RECORDS SHOWN:
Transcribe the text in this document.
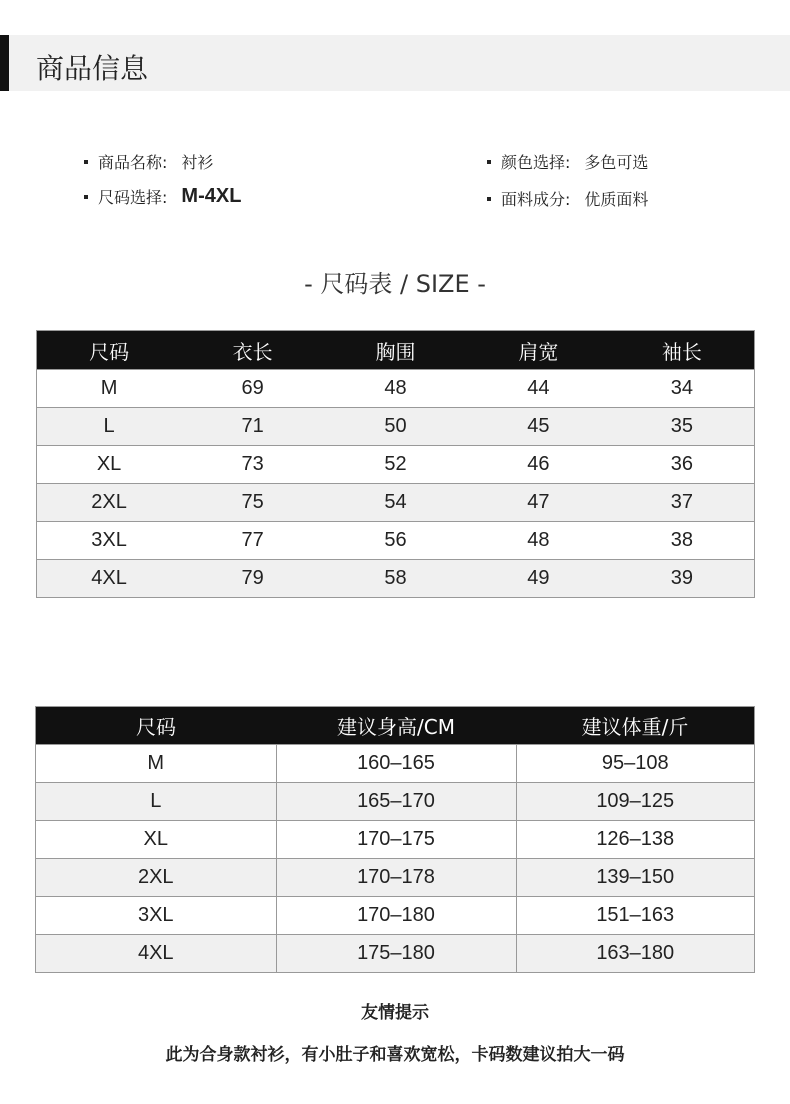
商品信息
商品名称: 衬衫
尺码选择: M-4XL
颜色选择: 多色可选
面料成分: 优质面料
- 尺码表 / SIZE -
尺码	衣长	胸围	肩宽	袖长
M	69	48	44	34
L	71	50	45	35
XL	73	52	46	36
2XL	75	54	47	37
3XL	77	56	48	38
4XL	79	58	49	39
尺码	建议身高/CM	建议体重/斤
M	160–165	95–108
L	165–170	109–125
XL	170–175	126–138
2XL	170–178	139–150
3XL	170–180	151–163
4XL	175–180	163–180
友情提示
此为合身款衬衫，有小肚子和喜欢宽松，卡码数建议拍大一码
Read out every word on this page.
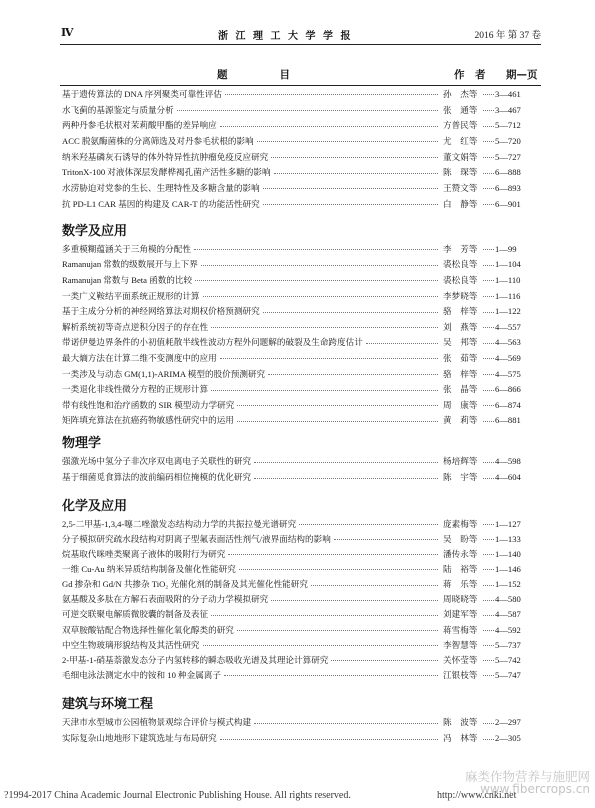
Ⅳ	浙 江 理 工 大 学 学 报	2016 年 第 37 卷
题　　　　目	作　者 期—页
基于遗传算法的 DNA 序列聚类可靠性评估	孙　杰等	3—461
水飞蓟的基源鉴定与质量分析	张　通等	3—467
两种丹参毛状根对茉莉酸甲酯的差异响应	方普民等	5—712
ACC 脱氨酶菌株的分离筛选及对丹参毛状根的影响	尤　红等	5—720
纳米羟基磷灰石诱导的体外特异性抗肿瘤免疫反应研究	董文娟等	5—727
TritonX-100 对液体深层发酵桦褐孔菌产活性多糖的影响	陈　琛等	6—888
水涝胁迫对党参的生长、生理特性及多糖含量的影响	王赞文等	6—893
抗 PD-L1 CAR 基因的构建及 CAR-T 的功能活性研究	白　静等	6—901
数学及应用
多重模糊蕴涵关于三角模的分配性	李　芳等	1—99
Ramanujan 常数的级数展开与上下界	裘松良等	1—104
Ramanujan 常数与 Beta 函数的比较	裘松良等	1—110
一类广义鞍结平面系统正规形的计算	李梦晓等	1—116
基于主成分分析的神经网络算法对期权价格预测研究	骆　梓等	1—122
解析系统初等奇点逆积分因子的存在性	刘　燕等	4—557
带诺伊曼边界条件的小初值耗散半线性波动方程外问题解的破裂及生命跨度估计	吴　邦等	4—563
最大熵方法在计算二维不变测度中的应用	张　茹等	4—569
一类涉及与动态 GM(1,1)-ARIMA 模型的股价预测研究	骆　梓等	4—575
一类退化非线性微分方程的正规形计算	张　晶等	6—866
带有线性饱和治疗函数的 SIR 模型动力学研究	周　康等	6—874
矩阵填充算法在抗癌药物敏感性研究中的运用	黄　莉等	6—881
物理学
强激光场中氢分子非次序双电离电子关联性的研究	杨培辉等	4—598
基于细菌觅食算法的波前编码相位掩模的优化研究	陈　宇等	4—604
化学及应用
2,5-二甲基-1,3,4-噻二唑激发态结构动力学的共振拉曼光谱研究	庞素梅等	1—127
分子模拟研究疏水段结构对阴离子型氟表面活性剂气/液界面结构的影响	吴　盼等	1—133
烷基取代咪唑类聚离子液体的吸附行为研究	潘传永等	1—140
一维 Cu-Au 纳米异质结构制备及催化性能研究	陆　裕等	1—146
Gd 掺杂和 Gd/N 共掺杂 TiO₂ 光催化剂的制备及其光催化性能研究	蒋　乐等	1—152
氨基酸及多肽在方解石表面吸附的分子动力学模拟研究	周晓晓等	4—580
可逆交联聚电解质微胶囊的制备及表征	刘建军等	4—587
双草胺酸钴配合物选择性催化氧化醇类的研究	蒋雪梅等	4—592
中空生物玻璃形貌结构及其活性研究	李智慧等	5—737
2-甲基-1-硝基萘激发态分子内氢转移的瞬态吸收光谱及其理论计算研究	关怀莹等	5—742
毛细电泳法测定水中的铵和 10 种金属离子	江银枝等	5—747
建筑与环境工程
天津市水型城市公园植物景观综合评价与模式构建	陈　波等	2—297
实际复杂山地地形下建筑选址与布局研究	冯　林等	2—305
麻类作物营养与施肥网
www.fibercrops.cn
?1994-2017 China Academic Journal Electronic Publishing House. All rights reserved.	http://www.cnki.net
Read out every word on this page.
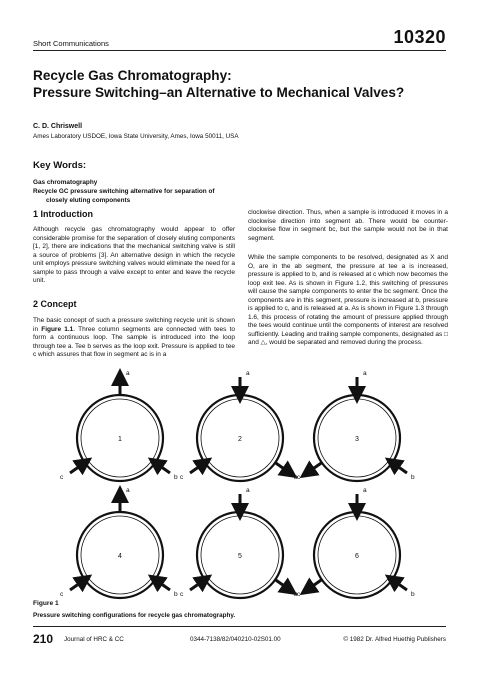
Short Communications	10320
Recycle Gas Chromatography:
Pressure Switching–an Alternative to Mechanical Valves?
C. D. Chriswell
Ames Laboratory USDOE, Iowa State University, Ames, Iowa 50011, USA
Key Words:
Gas chromatography
Recycle GC pressure switching alternative for separation of
closely eluting components
1 Introduction
Although recycle gas chromatography would appear to offer considerable promise for the separation of closely eluting components [1, 2], there are indications that the mechanical switching valve is still a source of problems [3]. An alternative design in which the recycle unit employs pressure switching valves would eliminate the need for a sample to pass through a valve except to enter and leave the recycle unit.
2 Concept
The basic concept of such a pressure switching recycle unit is shown in Figure 1.1. Three column segments are connected with tees to form a continuous loop. The sample is introduced into the loop through tee a. Tee b serves as the loop exit. Pressure is applied to tee c which assures that flow in segment ac is in a
clockwise direction. Thus, when a sample is introduced it moves in a clockwise direction into segment ab. There would be counter-clockwise flow in segment bc, but the sample would not be in that segment.
While the sample components to be resolved, designated as X and O, are in the ab segment, the pressure at tee a is increased, pressure is applied to b, and is released at c which now becomes the loop exit tee. As is shown in Figure 1.2, this switching of pressures will cause the sample components to enter the bc segment. Once the components are in this segment, pressure is increased at b, pressure is applied to c, and is released at a. As is shown in Figure 1.3 through 1.6, this process of rotating the amount of pressure applied through the tees would continue until the components of interest are resolved sufficiently. Leading and trailing sample components, designated as □ and △, would be separated and removed during the process.
a
b
c
1
a
b
c
2
a
b
c
3
a
b
c
4
a
b
c
5
a
b
c
6
Figure 1
Pressure switching configurations for recycle gas chromatography.
210 Journal of HRC & CC	0344-7138/82/040210-02S01.00	© 1982 Dr. Alfred Huethig Publishers
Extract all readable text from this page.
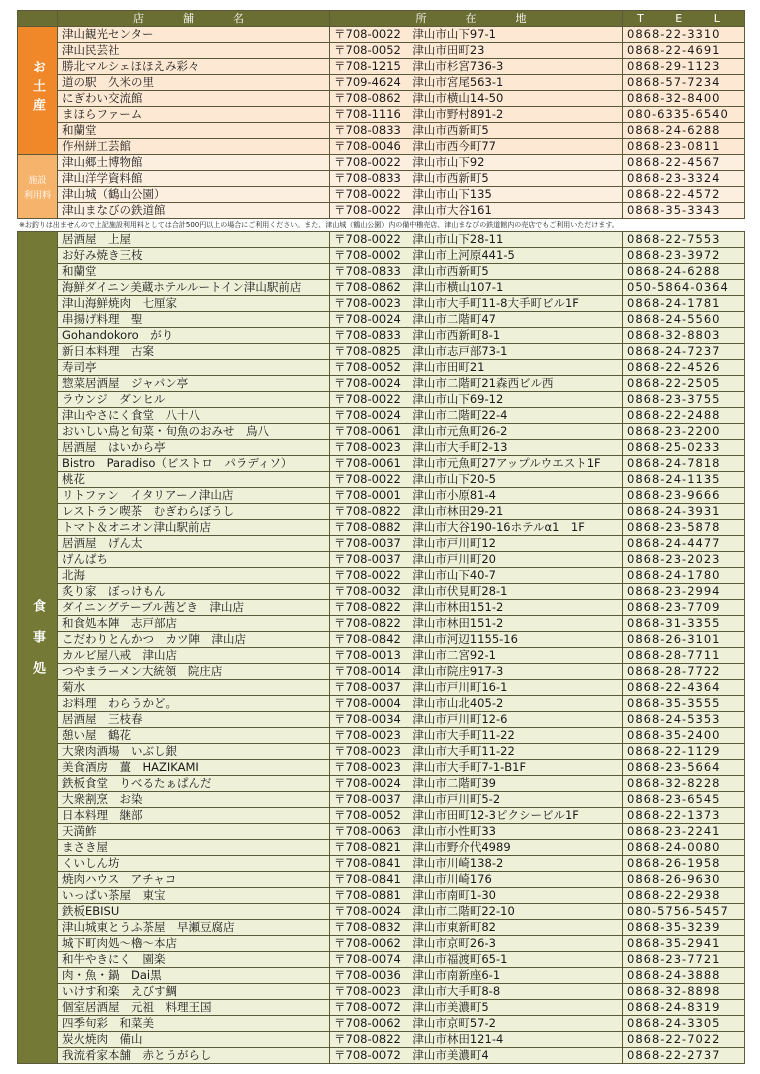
	店　舗　名	所　在　地	T E L
お土産	津山観光センター	〒708-0022　津山市山下97-1	0868-22-3310
	津山民芸社	〒708-0052　津山市田町23	0868-22-4691
	勝北マルシェほほえみ彩々	〒708-1215　津山市杉宮736-3	0868-29-1123
	道の駅　久米の里	〒709-4624　津山市宮尾563-1	0868-57-7234
	にぎわい交流館	〒708-0862　津山市横山14-50	0868-32-8400
	まほらファーム	〒708-1116　津山市野村891-2	080-6335-6540
	和蘭堂	〒708-0833　津山市西新町5	0868-24-6288
	作州絣工芸館	〒708-0046　津山市西今町77	0868-23-0811
施設
利用料	津山郷土博物館	〒708-0022　津山市山下92	0868-22-4567
	津山洋学資料館	〒708-0833　津山市西新町5	0868-23-3324
	津山城（鶴山公園）	〒708-0022　津山市山下135	0868-22-4572
	津山まなびの鉄道館	〒708-0022　津山市大谷161	0868-35-3343
※お釣りは出ませんので上記施設利用料としては合計500円以上の場合にご利用ください。また、津山城（鶴山公園）内の備中櫓売店、津山まなびの鉄道館内の売店でもご利用いただけます。
食事処	居酒屋　上屋	〒708-0022　津山市山下28-11	0868-22-7553
	お好み焼き三枝	〒708-0002　津山市上河原441-5	0868-23-3972
	和蘭堂	〒708-0833　津山市西新町5	0868-24-6288
	海鮮ダイニン美蔵ホテルルートイン津山駅前店	〒708-0862　津山市横山107-1	050-5864-0364
	津山海鮮焼肉　七厘家	〒708-0023　津山市大手町11-8大手町ビル1F	0868-24-1781
	串揚げ料理　聖	〒708-0024　津山市二階町47	0868-24-5560
	Gohandokoro　がり	〒708-0833　津山市西新町8-1	0868-32-8803
	新日本料理　古案	〒708-0825　津山市志戸部73-1	0868-24-7237
	寿司亭	〒708-0052　津山市田町21	0868-22-4526
	惣菜居酒屋　ジャパン亭	〒708-0024　津山市二階町21森西ビル西	0868-22-2505
	ラウンジ　ダンヒル	〒708-0022　津山市山下69-12	0868-23-3755
	津山やさにく食堂　八十八	〒708-0024　津山市二階町22-4	0868-22-2488
	おいしい鳥と旬菜・旬魚のおみせ　鳥八	〒708-0061　津山市元魚町26-2	0868-23-2200
	居酒屋　はいから亭	〒708-0023　津山市大手町2-13	0868-25-0233
	Bistro　Paradiso（ビストロ　パラディソ）	〒708-0061　津山市元魚町27アップルウエスト1F	0868-24-7818
	桃花	〒708-0022　津山市山下20-5	0868-24-1135
	リトファン　イタリアーノ津山店	〒708-0001　津山市小原81-4	0868-23-9666
	レストラン喫茶　むぎわらぼうし	〒708-0822　津山市林田29-21	0868-24-3931
	トマト＆オニオン津山駅前店	〒708-0882　津山市大谷190-16ホテルα1　1F	0868-23-5878
	居酒屋　げん太	〒708-0037　津山市戸川町12	0868-24-4477
	げんぱち	〒708-0037　津山市戸川町20	0868-23-2023
	北海	〒708-0022　津山市山下40-7	0868-24-1780
	炙り家　ぼっけもん	〒708-0032　津山市伏見町28-1	0868-23-2994
	ダイニングテーブル茜どき　津山店	〒708-0822　津山市林田151-2	0868-23-7709
	和食処本陣　志戸部店	〒708-0822　津山市林田151-2	0868-31-3355
	こだわりとんかつ　カツ陣　津山店	〒708-0842　津山市河辺1155-16	0868-26-3101
	カルビ屋八戒　津山店	〒708-0013　津山市二宮92-1	0868-28-7711
	つやまラーメン大統領　院庄店	〒708-0014　津山市院庄917-3	0868-28-7722
	菊水	〒708-0037　津山市戸川町16-1	0868-22-4364
	お料理　わらうかど。	〒708-0004　津山市山北405-2	0868-35-3555
	居酒屋　三枝春	〒708-0034　津山市戸川町12-6	0868-24-5353
	憩い屋　鶴花	〒708-0023　津山市大手町11-22	0868-35-2400
	大衆肉酒場　いぶし銀	〒708-0023　津山市大手町11-22	0868-22-1129
	美食酒房　薑　HAZIKAMI	〒708-0023　津山市大手町7-1-B1F	0868-23-5664
	鉄板食堂　りべるたぁぱんだ	〒708-0024　津山市二階町39	0868-32-8228
	大衆割烹　お染	〒708-0037　津山市戸川町5-2	0868-23-6545
	日本料理　継部	〒708-0052　津山市田町12-3ピクシービル1F	0868-22-1373
	天満鮓	〒708-0063　津山市小性町33	0868-23-2241
	まさき屋	〒708-0821　津山市野介代4989	0868-24-0080
	くいしん坊	〒708-0841　津山市川崎138-2	0868-26-1958
	焼肉ハウス　アチャコ	〒708-0841　津山市川崎176	0868-26-9630
	いっぱい茶屋　東宝	〒708-0881　津山市南町1-30	0868-22-2938
	鉄板EBISU	〒708-0024　津山市二階町22-10	080-5756-5457
	津山城東とうふ茶屋　早瀬豆腐店	〒708-0832　津山市東新町82	0868-35-3239
	城下町肉処～櫓～本店	〒708-0062　津山市京町26-3	0868-35-2941
	和牛やきにく　園楽	〒708-0074　津山市福渡町65-1	0868-23-7721
	肉・魚・鍋　Dai黒	〒708-0036　津山市南新座6-1	0868-24-3888
	いけす和楽　えびす鯛	〒708-0023　津山市大手町8-8	0868-32-8898
	個室居酒屋　元祖　料理王国	〒708-0072　津山市美濃町5	0868-24-8319
	四季旬彩　和菜美	〒708-0062　津山市京町57-2	0868-24-3305
	炭火焼肉　備山	〒708-0822　津山市林田121-4	0868-22-7022
	我流肴家本舗　赤とうがらし	〒708-0072　津山市美濃町4	0868-22-2737
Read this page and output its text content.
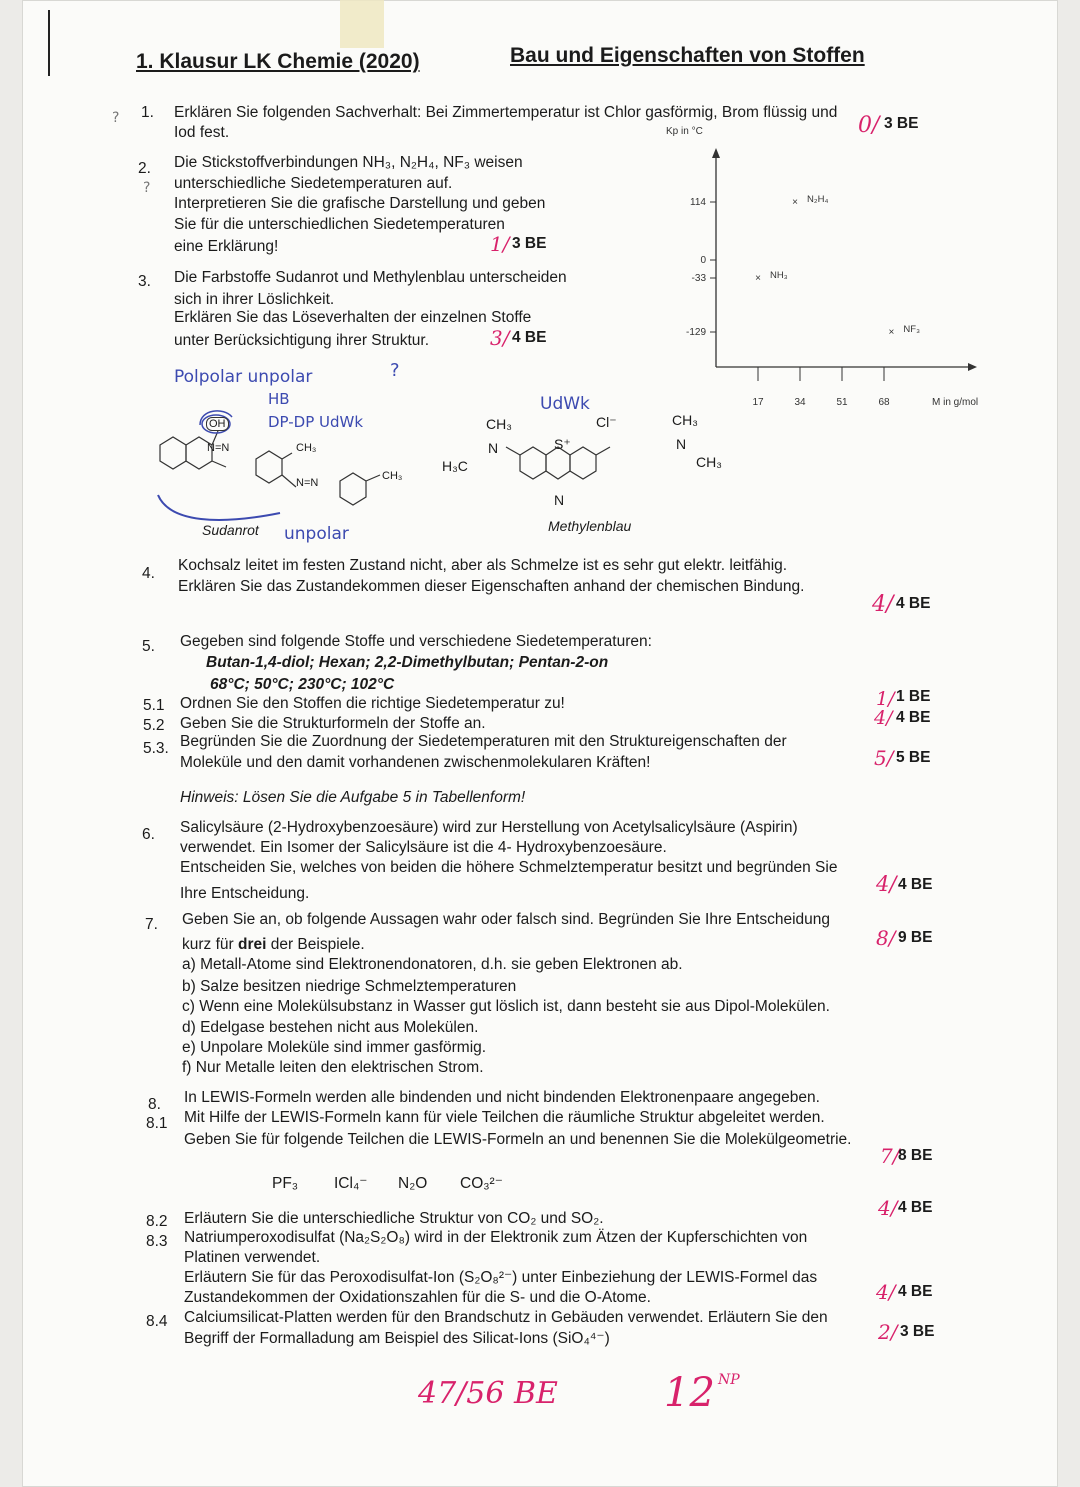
1. Klausur LK Chemie (2020)	Bau und Eigenschaften von Stoffen
? 1. Erklären Sie folgenden Sachverhalt: Bei Zimmertemperatur ist Chlor gasförmig, Brom flüssig und
Iod fest.	0/ 3 BE
2.
?
Die Stickstoffverbindungen NH₃, N₂H₄, NF₃ weisen
unterschiedliche Siedetemperaturen auf.
Interpretieren Sie die grafische Darstellung und geben
Sie für die unterschiedlichen Siedetemperaturen
eine Erklärung!	1/ 3 BE
Kp in °C
M in g/mol
114
0
-33
-129
17	34	51	68
× N₂H₄
× NH₃
× NF₃
3. Die Farbstoffe Sudanrot und Methylenblau unterscheiden
sich in ihrer Löslichkeit.
Erklären Sie das Löseverhalten der einzelnen Stoffe
unter Berücksichtigung ihrer Struktur.	3/ 4 BE
Polpolar unpolar	?
HB
DP-DP UdWk
UdWk
unpolar
OH
N=N	CH₃
N=N
CH₃
CH₃
N
H₃C
Cl⁻
S⁺
N
CH₃
N
CH₃
Sudanrot	Methylenblau
4. Kochsalz leitet im festen Zustand nicht, aber als Schmelze ist es sehr gut elektr. leitfähig.
Erklären Sie das Zustandekommen dieser Eigenschaften anhand der chemischen Bindung.
4/ 4 BE
5. Gegeben sind folgende Stoffe und verschiedene Siedetemperaturen:
Butan-1,4-diol; Hexan; 2,2-Dimethylbutan; Pentan-2-on
68°C; 50°C; 230°C; 102°C
5.1 Ordnen Sie den Stoffen die richtige Siedetemperatur zu!	1/ 1 BE
5.2 Geben Sie die Strukturformeln der Stoffe an.	4/ 4 BE
5.3. Begründen Sie die Zuordnung der Siedetemperaturen mit den Struktureigenschaften der
Moleküle und den damit vorhandenen zwischenmolekularen Kräften!	5/ 5 BE
Hinweis: Lösen Sie die Aufgabe 5 in Tabellenform!
6. Salicylsäure (2-Hydroxybenzoesäure) wird zur Herstellung von Acetylsalicylsäure (Aspirin)
verwendet. Ein Isomer der Salicylsäure ist die 4- Hydroxybenzoesäure.
Entscheiden Sie, welches von beiden die höhere Schmelztemperatur besitzt und begründen Sie
Ihre Entscheidung.	4/ 4 BE
7. Geben Sie an, ob folgende Aussagen wahr oder falsch sind. Begründen Sie Ihre Entscheidung
kurz für drei der Beispiele.	8/ 9 BE
a) Metall-Atome sind Elektronendonatoren, d.h. sie geben Elektronen ab.
b) Salze besitzen niedrige Schmelztemperaturen
c) Wenn eine Molekülsubstanz in Wasser gut löslich ist, dann besteht sie aus Dipol-Molekülen.
d) Edelgase bestehen nicht aus Molekülen.
e) Unpolare Moleküle sind immer gasförmig.
f) Nur Metalle leiten den elektrischen Strom.
8. In LEWIS-Formeln werden alle bindenden und nicht bindenden Elektronenpaare angegeben.
8.1 Mit Hilfe der LEWIS-Formeln kann für viele Teilchen die räumliche Struktur abgeleitet werden.
Geben Sie für folgende Teilchen die LEWIS-Formeln an und benennen Sie die Molekülgeometrie.
7/
8 BE
PF₃ ICl₄⁻ N₂O CO₃²⁻
8.2 Erläutern Sie die unterschiedliche Struktur von CO₂ und SO₂.	4/ 4 BE
8.3 Natriumperoxodisulfat (Na₂S₂O₈) wird in der Elektronik zum Ätzen der Kupferschichten von
Platinen verwendet.
Erläutern Sie für das Peroxodisulfat-Ion (S₂O₈²⁻) unter Einbeziehung der LEWIS-Formel das
Zustandekommen der Oxidationszahlen für die S- und die O-Atome.	4/ 4 BE
8.4 Calciumsilicat-Platten werden für den Brandschutz in Gebäuden verwendet. Erläutern Sie den
Begriff der Formalladung am Beispiel des Silicat-Ions (SiO₄⁴⁻)	2/ 3 BE
47/56 BE	12 NP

PROBLEM: In the entries above, some lines may contain the string "tees"; report how many, without additional comment.

SOLUTION FOR THIS EXERCISE: 2